• [Provided material]
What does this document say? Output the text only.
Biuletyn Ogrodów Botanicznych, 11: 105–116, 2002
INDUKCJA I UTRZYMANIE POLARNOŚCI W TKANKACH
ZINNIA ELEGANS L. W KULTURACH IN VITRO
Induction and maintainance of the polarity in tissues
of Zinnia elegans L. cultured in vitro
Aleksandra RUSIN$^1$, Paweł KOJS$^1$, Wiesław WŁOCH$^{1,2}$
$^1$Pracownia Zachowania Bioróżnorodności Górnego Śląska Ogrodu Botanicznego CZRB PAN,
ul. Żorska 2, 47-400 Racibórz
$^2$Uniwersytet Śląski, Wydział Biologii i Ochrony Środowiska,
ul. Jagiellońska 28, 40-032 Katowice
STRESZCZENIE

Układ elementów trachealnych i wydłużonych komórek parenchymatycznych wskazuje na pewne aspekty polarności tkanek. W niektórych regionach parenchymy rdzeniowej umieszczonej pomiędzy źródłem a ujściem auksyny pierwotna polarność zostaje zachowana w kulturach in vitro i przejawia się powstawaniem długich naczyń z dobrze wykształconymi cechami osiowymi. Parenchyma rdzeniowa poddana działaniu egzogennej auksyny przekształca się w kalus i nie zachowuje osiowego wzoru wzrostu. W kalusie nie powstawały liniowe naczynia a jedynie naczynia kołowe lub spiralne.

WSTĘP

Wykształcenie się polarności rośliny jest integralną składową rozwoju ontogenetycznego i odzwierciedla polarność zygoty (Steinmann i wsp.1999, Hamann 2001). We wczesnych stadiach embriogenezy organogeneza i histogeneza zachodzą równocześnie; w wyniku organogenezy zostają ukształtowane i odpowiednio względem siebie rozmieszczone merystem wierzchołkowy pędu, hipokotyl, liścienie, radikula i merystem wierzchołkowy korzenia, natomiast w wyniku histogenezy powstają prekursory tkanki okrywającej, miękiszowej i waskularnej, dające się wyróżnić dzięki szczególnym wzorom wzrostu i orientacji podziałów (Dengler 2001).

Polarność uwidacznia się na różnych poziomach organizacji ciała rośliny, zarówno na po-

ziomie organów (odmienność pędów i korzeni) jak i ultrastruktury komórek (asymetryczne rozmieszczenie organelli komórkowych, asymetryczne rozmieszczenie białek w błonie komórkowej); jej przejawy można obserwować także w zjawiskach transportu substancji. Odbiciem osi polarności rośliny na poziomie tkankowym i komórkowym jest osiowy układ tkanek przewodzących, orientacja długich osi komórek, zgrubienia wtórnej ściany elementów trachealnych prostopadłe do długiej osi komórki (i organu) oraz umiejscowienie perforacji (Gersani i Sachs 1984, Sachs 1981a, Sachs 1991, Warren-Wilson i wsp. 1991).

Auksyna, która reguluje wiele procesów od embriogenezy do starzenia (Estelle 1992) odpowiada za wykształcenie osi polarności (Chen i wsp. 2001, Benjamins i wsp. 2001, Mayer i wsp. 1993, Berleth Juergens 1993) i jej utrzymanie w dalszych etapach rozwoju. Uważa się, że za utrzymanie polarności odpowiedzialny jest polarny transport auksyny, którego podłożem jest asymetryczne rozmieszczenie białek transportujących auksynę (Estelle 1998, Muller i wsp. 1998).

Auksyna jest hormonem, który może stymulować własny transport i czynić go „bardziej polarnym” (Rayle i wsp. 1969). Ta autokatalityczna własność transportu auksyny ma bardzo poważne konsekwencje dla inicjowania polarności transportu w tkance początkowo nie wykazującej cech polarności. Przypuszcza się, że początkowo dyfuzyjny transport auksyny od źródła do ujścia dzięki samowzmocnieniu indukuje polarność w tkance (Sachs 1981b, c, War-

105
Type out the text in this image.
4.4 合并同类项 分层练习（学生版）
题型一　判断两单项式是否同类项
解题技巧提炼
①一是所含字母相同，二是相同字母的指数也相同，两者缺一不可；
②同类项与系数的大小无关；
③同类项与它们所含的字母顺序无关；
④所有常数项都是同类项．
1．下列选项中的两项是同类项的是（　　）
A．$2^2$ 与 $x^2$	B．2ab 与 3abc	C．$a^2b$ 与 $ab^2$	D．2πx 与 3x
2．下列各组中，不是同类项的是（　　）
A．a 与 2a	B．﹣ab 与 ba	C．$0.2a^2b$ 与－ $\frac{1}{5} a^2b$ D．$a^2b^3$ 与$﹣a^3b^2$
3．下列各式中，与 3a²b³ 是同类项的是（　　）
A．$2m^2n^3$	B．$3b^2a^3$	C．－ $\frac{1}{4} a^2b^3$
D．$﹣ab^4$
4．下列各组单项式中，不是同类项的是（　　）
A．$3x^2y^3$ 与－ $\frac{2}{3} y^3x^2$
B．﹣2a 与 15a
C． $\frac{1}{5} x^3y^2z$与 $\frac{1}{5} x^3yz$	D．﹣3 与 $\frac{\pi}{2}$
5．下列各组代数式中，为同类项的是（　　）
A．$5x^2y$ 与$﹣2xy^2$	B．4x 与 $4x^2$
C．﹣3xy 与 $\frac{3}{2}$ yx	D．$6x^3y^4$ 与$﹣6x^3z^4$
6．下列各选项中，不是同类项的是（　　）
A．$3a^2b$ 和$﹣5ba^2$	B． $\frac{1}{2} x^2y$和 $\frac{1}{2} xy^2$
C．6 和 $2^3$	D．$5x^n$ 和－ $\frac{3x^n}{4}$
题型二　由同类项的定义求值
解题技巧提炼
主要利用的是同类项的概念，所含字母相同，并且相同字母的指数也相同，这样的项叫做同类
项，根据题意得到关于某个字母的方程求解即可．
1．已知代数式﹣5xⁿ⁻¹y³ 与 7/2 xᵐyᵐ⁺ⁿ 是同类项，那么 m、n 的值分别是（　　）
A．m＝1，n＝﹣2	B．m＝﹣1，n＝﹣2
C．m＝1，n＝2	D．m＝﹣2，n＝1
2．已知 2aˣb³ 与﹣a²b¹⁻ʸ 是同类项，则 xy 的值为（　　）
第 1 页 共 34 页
...
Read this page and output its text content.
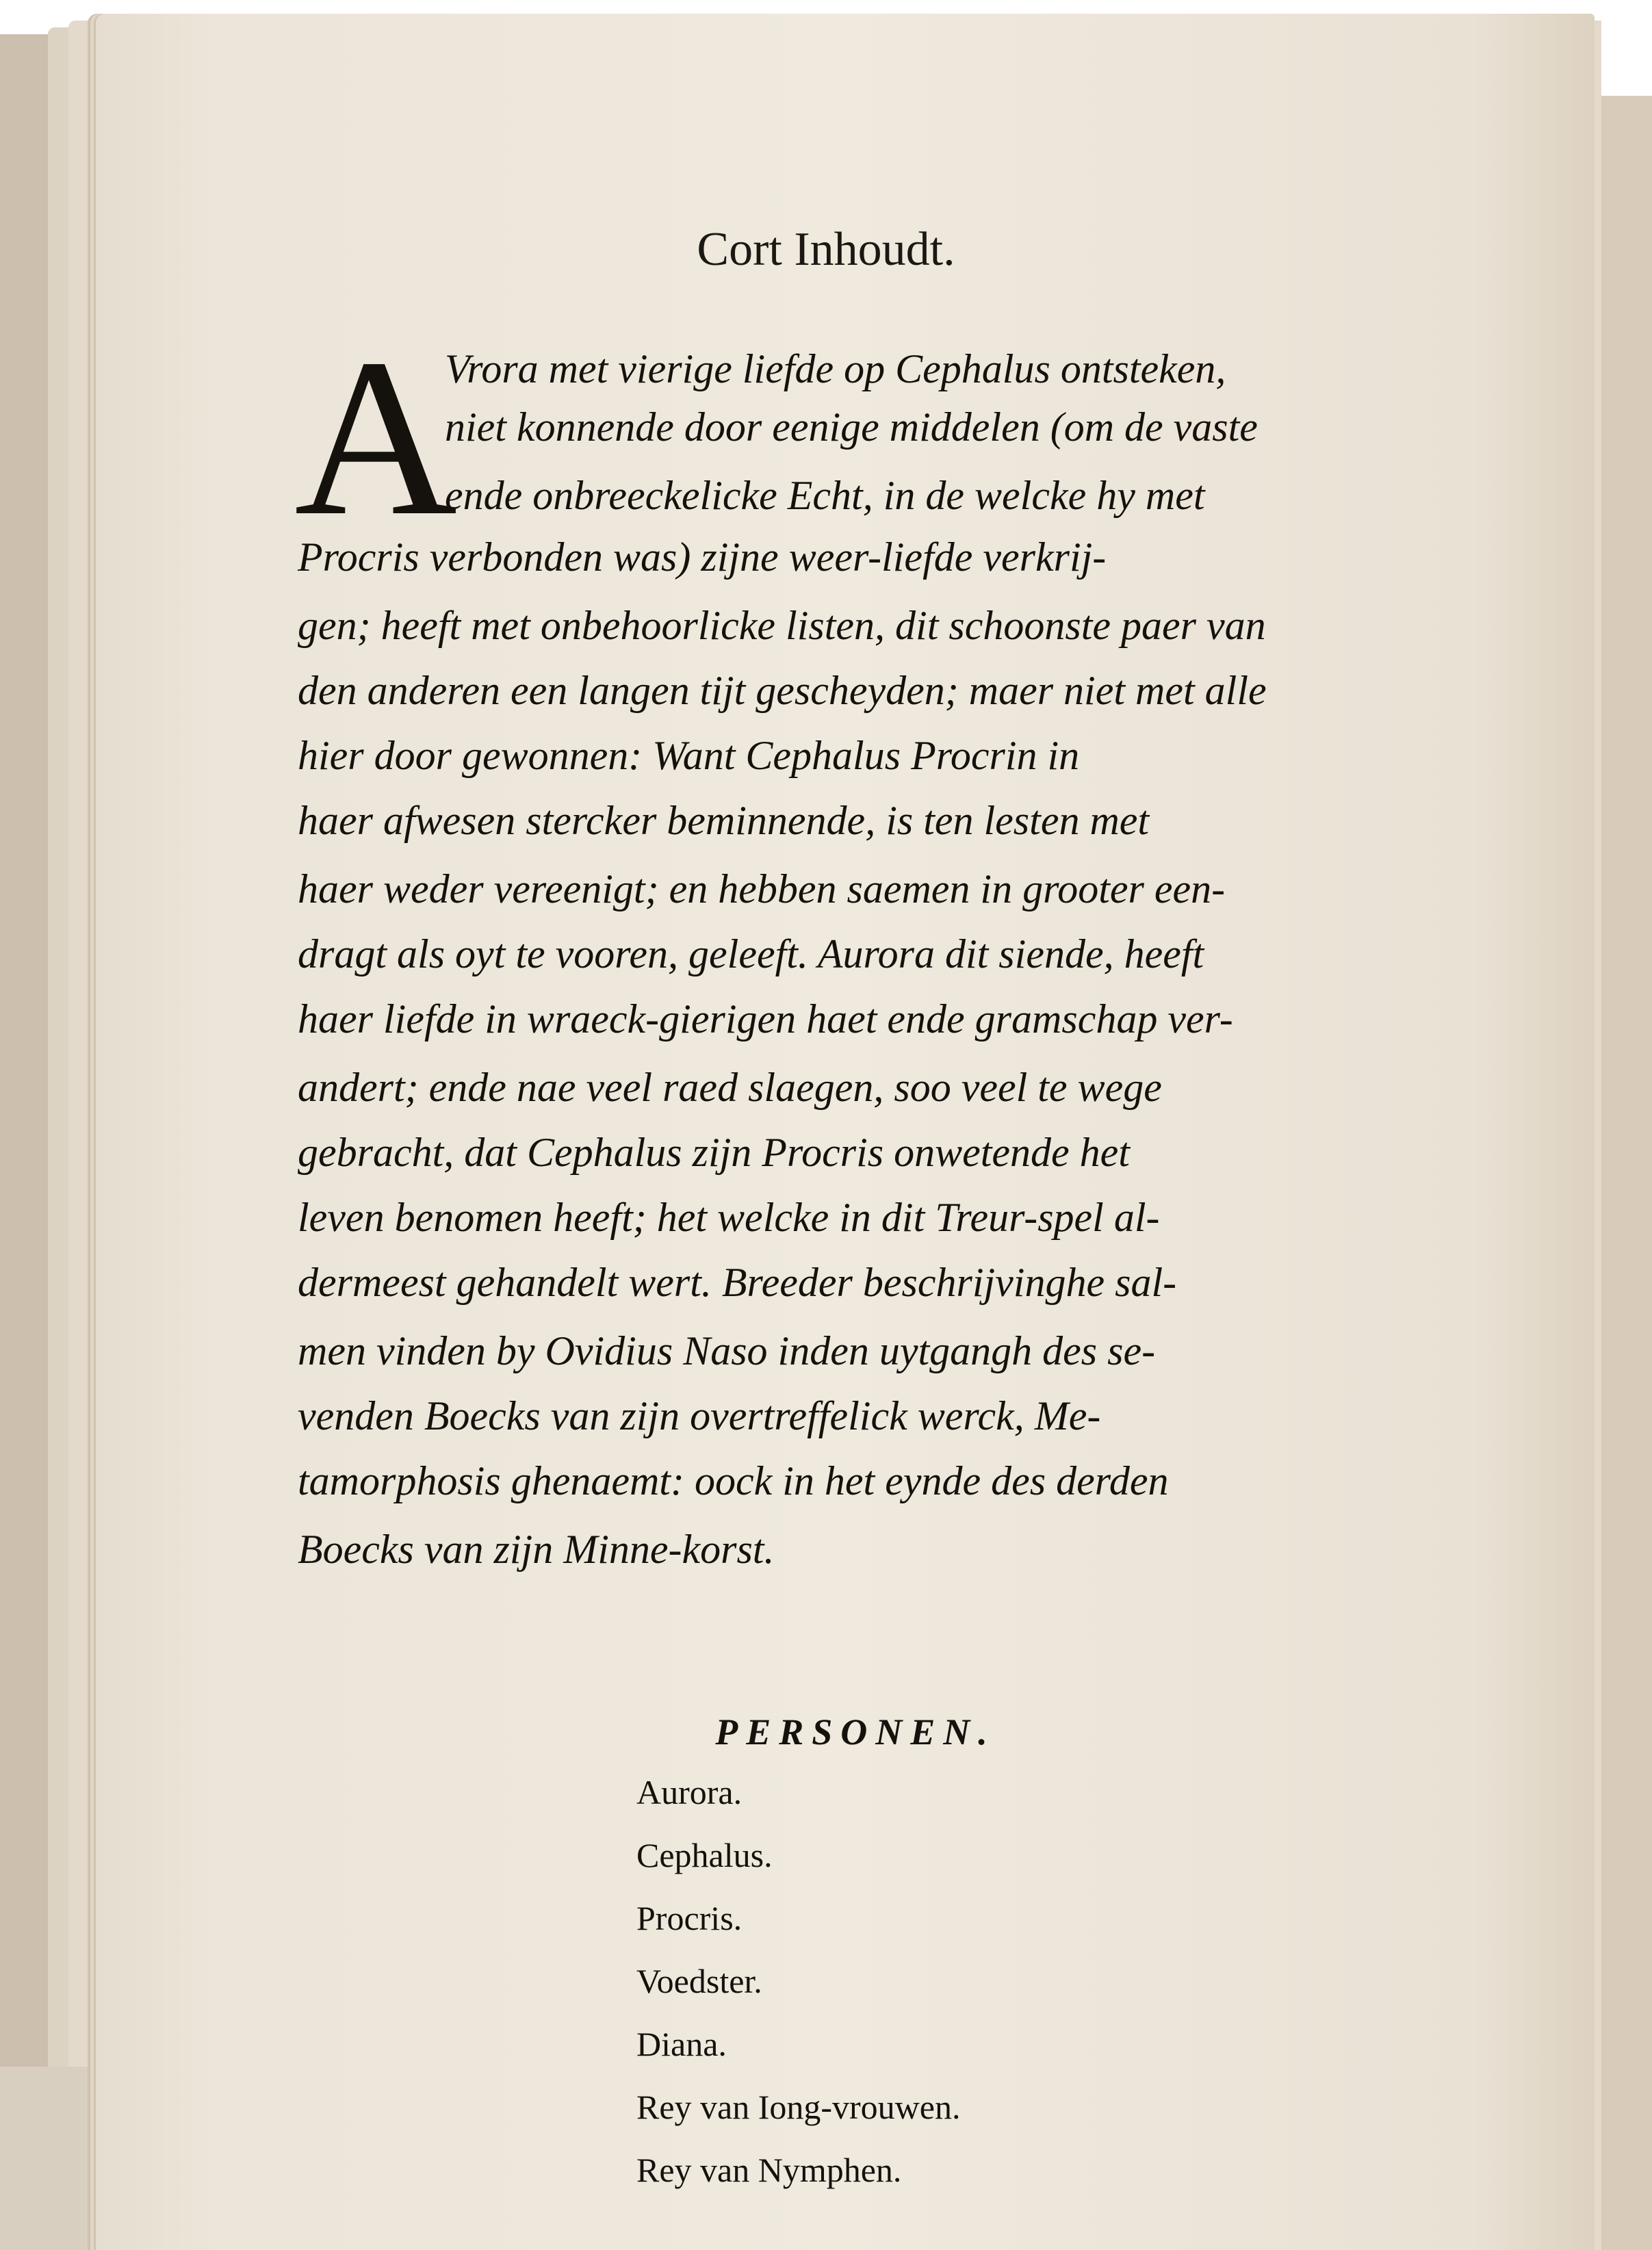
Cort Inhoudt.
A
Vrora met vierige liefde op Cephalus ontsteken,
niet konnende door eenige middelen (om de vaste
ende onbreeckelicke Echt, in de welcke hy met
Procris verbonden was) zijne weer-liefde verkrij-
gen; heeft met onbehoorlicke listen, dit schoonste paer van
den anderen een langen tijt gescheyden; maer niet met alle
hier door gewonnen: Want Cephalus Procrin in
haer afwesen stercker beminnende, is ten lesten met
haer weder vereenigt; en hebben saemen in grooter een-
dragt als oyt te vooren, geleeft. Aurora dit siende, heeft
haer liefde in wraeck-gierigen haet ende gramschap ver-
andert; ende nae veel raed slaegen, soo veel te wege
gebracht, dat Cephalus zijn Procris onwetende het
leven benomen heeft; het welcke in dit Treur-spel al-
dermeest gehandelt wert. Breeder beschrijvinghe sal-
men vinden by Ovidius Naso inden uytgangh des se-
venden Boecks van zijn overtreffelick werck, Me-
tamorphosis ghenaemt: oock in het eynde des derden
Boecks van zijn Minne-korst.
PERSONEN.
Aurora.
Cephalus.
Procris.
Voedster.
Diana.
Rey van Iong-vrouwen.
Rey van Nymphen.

• [Exercise requirements] Copy each line of the records containing the string "haer".

• [Correct output]
haer afwesen stercker beminnende, is ten lesten met
haer weder vereenigt; en hebben saemen in grooter een-
haer liefde in wraeck-gierigen haet ende gramschap ver-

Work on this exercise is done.